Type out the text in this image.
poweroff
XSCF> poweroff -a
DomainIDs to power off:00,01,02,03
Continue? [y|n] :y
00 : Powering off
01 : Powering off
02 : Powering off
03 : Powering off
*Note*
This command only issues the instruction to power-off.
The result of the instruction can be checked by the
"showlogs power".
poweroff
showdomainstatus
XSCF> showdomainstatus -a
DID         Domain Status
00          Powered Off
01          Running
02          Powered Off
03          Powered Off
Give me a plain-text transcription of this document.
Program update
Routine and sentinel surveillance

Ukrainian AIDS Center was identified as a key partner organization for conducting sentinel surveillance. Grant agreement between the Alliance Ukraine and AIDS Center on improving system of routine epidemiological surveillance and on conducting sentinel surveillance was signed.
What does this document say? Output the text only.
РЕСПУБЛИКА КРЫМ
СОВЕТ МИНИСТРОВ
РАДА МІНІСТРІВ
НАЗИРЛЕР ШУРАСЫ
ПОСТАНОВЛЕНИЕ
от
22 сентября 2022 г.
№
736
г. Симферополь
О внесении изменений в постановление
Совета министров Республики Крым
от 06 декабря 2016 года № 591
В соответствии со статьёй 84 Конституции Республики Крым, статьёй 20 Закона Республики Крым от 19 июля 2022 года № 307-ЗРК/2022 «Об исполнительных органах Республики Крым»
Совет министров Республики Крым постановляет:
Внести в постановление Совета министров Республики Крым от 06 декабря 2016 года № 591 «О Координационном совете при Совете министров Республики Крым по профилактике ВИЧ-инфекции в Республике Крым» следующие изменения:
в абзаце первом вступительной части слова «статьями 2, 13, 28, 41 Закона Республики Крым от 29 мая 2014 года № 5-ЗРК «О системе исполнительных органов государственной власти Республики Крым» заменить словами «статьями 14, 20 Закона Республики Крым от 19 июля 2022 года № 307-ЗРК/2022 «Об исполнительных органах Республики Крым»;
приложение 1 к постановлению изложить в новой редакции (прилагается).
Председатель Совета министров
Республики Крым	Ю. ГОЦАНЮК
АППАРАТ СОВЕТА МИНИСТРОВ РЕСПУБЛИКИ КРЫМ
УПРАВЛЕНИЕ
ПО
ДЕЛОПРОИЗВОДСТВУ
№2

_ _ _ _

Copy out the full listing exactly.

Type out the text in this image.
poweroff
XSCF> poweroff -a
DomainIDs to power off:00,01,02,03
Continue? [y|n] :y
00 : Powering off
01 : Powering off
02 : Powering off
03 : Powering off
*Note*
This command only issues the instruction to power-off.
The result of the instruction can be checked by the
"showlogs power".
poweroff
showdomainstatus
XSCF> showdomainstatus -a
DID         Domain Status
00          Powered Off
01          Running
02          Powered Off
03          Powered Off
Give me a plain-text transcription of this document.
Program update
Routine and sentinel surveillance

Ukrainian AIDS Center was identified as a key partner organization for conducting sentinel surveillance. Grant agreement between the Alliance Ukraine and AIDS Center on improving system of routine epidemiological surveillance and on conducting sentinel surveillance was signed.
What does this document say? Output the text only.
РЕСПУБЛИКА КРЫМ
СОВЕТ МИНИСТРОВ
РАДА МІНІСТРІВ
НАЗИРЛЕР ШУРАСЫ
ПОСТАНОВЛЕНИЕ
от
22 сентября 2022 г.
№
736
г. Симферополь
О внесении изменений в постановление
Совета министров Республики Крым
от 06 декабря 2016 года № 591
В соответствии со статьёй 84 Конституции Республики Крым, статьёй 20 Закона Республики Крым от 19 июля 2022 года № 307-ЗРК/2022 «Об исполнительных органах Республики Крым»
Совет министров Республики Крым постановляет:
Внести в постановление Совета министров Республики Крым от 06 декабря 2016 года № 591 «О Координационном совете при Совете министров Республики Крым по профилактике ВИЧ-инфекции в Республике Крым» следующие изменения:
в абзаце первом вступительной части слова «статьями 2, 13, 28, 41 Закона Республики Крым от 29 мая 2014 года № 5-ЗРК «О системе исполнительных органов государственной власти Республики Крым» заменить словами «статьями 14, 20 Закона Республики Крым от 19 июля 2022 года № 307-ЗРК/2022 «Об исполнительных органах Республики Крым»;
приложение 1 к постановлению изложить в новой редакции (прилагается).
Председатель Совета министров
Республики Крым	Ю. ГОЦАНЮК
АППАРАТ СОВЕТА МИНИСТРОВ РЕСПУБЛИКИ КРЫМ
УПРАВЛЕНИЕ
ПО
ДЕЛОПРОИЗВОДСТВУ
№2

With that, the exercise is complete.